# DATA TO PROCESS start

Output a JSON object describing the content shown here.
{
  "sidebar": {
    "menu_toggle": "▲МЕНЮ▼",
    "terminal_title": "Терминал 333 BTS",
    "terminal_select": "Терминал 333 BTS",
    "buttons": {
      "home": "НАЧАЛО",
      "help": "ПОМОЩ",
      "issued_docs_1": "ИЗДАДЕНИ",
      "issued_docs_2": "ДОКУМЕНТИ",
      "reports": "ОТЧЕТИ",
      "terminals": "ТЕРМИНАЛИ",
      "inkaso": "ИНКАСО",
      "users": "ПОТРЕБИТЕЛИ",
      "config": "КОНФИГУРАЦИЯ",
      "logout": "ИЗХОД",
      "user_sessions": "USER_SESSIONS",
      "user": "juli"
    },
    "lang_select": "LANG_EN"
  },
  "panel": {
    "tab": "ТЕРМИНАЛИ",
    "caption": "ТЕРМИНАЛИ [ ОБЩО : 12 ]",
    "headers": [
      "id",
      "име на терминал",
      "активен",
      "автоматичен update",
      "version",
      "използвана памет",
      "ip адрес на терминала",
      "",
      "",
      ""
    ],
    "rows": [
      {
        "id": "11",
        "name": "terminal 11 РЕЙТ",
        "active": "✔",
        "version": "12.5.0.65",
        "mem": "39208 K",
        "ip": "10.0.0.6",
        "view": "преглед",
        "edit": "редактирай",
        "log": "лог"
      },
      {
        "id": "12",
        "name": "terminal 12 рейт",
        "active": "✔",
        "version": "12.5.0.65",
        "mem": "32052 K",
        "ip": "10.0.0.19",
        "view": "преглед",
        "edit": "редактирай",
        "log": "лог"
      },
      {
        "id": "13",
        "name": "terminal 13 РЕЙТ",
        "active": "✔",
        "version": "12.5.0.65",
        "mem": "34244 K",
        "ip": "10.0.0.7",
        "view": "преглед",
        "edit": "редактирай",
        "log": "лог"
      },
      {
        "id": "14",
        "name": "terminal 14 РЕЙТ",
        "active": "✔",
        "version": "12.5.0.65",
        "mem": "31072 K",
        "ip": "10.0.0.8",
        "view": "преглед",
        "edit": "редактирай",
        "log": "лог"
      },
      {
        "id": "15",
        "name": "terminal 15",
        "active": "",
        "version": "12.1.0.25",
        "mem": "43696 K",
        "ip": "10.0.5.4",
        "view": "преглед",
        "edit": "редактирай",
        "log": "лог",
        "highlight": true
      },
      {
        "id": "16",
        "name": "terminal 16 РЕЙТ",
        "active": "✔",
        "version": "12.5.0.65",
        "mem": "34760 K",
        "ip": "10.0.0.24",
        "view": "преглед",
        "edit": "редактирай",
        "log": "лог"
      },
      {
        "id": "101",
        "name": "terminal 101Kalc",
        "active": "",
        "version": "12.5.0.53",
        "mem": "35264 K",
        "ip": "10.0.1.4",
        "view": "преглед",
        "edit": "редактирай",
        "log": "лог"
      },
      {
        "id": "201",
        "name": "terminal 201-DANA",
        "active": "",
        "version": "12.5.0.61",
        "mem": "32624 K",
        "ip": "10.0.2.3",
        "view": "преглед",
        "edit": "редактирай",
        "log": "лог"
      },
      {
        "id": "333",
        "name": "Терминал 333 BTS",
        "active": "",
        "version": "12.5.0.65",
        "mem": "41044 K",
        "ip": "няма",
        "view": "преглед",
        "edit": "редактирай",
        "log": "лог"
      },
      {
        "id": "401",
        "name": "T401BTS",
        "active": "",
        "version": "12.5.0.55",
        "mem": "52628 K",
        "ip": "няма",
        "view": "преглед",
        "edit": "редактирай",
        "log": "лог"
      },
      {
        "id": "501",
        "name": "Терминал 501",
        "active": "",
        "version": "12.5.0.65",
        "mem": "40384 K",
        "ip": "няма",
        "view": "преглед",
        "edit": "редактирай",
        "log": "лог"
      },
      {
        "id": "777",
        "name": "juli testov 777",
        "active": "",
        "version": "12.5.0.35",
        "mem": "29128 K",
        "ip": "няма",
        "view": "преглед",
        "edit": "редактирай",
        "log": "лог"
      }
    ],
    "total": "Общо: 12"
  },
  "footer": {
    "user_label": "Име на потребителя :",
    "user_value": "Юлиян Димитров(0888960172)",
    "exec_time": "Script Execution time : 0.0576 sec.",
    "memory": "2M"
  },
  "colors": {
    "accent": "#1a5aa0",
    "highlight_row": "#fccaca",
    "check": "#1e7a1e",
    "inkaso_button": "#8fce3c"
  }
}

# DATA TO PROCESS end

EXERCISE →
Reproduce the complete set of lines precisely as supplied.

EXERCISE RESPONSE →
Output a JSON object describing the content shown here.
{
  "sidebar": {
    "menu_toggle": "▲МЕНЮ▼",
    "terminal_title": "Терминал 333 BTS",
    "terminal_select": "Терминал 333 BTS",
    "buttons": {
      "home": "НАЧАЛО",
      "help": "ПОМОЩ",
      "issued_docs_1": "ИЗДАДЕНИ",
      "issued_docs_2": "ДОКУМЕНТИ",
      "reports": "ОТЧЕТИ",
      "terminals": "ТЕРМИНАЛИ",
      "inkaso": "ИНКАСО",
      "users": "ПОТРЕБИТЕЛИ",
      "config": "КОНФИГУРАЦИЯ",
      "logout": "ИЗХОД",
      "user_sessions": "USER_SESSIONS",
      "user": "juli"
    },
    "lang_select": "LANG_EN"
  },
  "panel": {
    "tab": "ТЕРМИНАЛИ",
    "caption": "ТЕРМИНАЛИ [ ОБЩО : 12 ]",
    "headers": [
      "id",
      "име на терминал",
      "активен",
      "автоматичен update",
      "version",
      "използвана памет",
      "ip адрес на терминала",
      "",
      "",
      ""
    ],
    "rows": [
      {
        "id": "11",
        "name": "terminal 11 РЕЙТ",
        "active": "✔",
        "version": "12.5.0.65",
        "mem": "39208 K",
        "ip": "10.0.0.6",
        "view": "преглед",
        "edit": "редактирай",
        "log": "лог"
      },
      {
        "id": "12",
        "name": "terminal 12 рейт",
        "active": "✔",
        "version": "12.5.0.65",
        "mem": "32052 K",
        "ip": "10.0.0.19",
        "view": "преглед",
        "edit": "редактирай",
        "log": "лог"
      },
      {
        "id": "13",
        "name": "terminal 13 РЕЙТ",
        "active": "✔",
        "version": "12.5.0.65",
        "mem": "34244 K",
        "ip": "10.0.0.7",
        "view": "преглед",
        "edit": "редактирай",
        "log": "лог"
      },
      {
        "id": "14",
        "name": "terminal 14 РЕЙТ",
        "active": "✔",
        "version": "12.5.0.65",
        "mem": "31072 K",
        "ip": "10.0.0.8",
        "view": "преглед",
        "edit": "редактирай",
        "log": "лог"
      },
      {
        "id": "15",
        "name": "terminal 15",
        "active": "",
        "version": "12.1.0.25",
        "mem": "43696 K",
        "ip": "10.0.5.4",
        "view": "преглед",
        "edit": "редактирай",
        "log": "лог",
        "highlight": true
      },
      {
        "id": "16",
        "name": "terminal 16 РЕЙТ",
        "active": "✔",
        "version": "12.5.0.65",
        "mem": "34760 K",
        "ip": "10.0.0.24",
        "view": "преглед",
        "edit": "редактирай",
        "log": "лог"
      },
      {
        "id": "101",
        "name": "terminal 101Kalc",
        "active": "",
        "version": "12.5.0.53",
        "mem": "35264 K",
        "ip": "10.0.1.4",
        "view": "преглед",
        "edit": "редактирай",
        "log": "лог"
      },
      {
        "id": "201",
        "name": "terminal 201-DANA",
        "active": "",
        "version": "12.5.0.61",
        "mem": "32624 K",
        "ip": "10.0.2.3",
        "view": "преглед",
        "edit": "редактирай",
        "log": "лог"
      },
      {
        "id": "333",
        "name": "Терминал 333 BTS",
        "active": "",
        "version": "12.5.0.65",
        "mem": "41044 K",
        "ip": "няма",
        "view": "преглед",
        "edit": "редактирай",
        "log": "лог"
      },
      {
        "id": "401",
        "name": "T401BTS",
        "active": "",
        "version": "12.5.0.55",
        "mem": "52628 K",
        "ip": "няма",
        "view": "преглед",
        "edit": "редактирай",
        "log": "лог"
      },
      {
        "id": "501",
        "name": "Терминал 501",
        "active": "",
        "version": "12.5.0.65",
        "mem": "40384 K",
        "ip": "няма",
        "view": "преглед",
        "edit": "редактирай",
        "log": "лог"
      },
      {
        "id": "777",
        "name": "juli testov 777",
        "active": "",
        "version": "12.5.0.35",
        "mem": "29128 K",
        "ip": "няма",
        "view": "преглед",
        "edit": "редактирай",
        "log": "лог"
      }
    ],
    "total": "Общо: 12"
  },
  "footer": {
    "user_label": "Име на потребителя :",
    "user_value": "Юлиян Димитров(0888960172)",
    "exec_time": "Script Execution time : 0.0576 sec.",
    "memory": "2M"
  },
  "colors": {
    "accent": "#1a5aa0",
    "highlight_row": "#fccaca",
    "check": "#1e7a1e",
    "inkaso_button": "#8fce3c"
  }
}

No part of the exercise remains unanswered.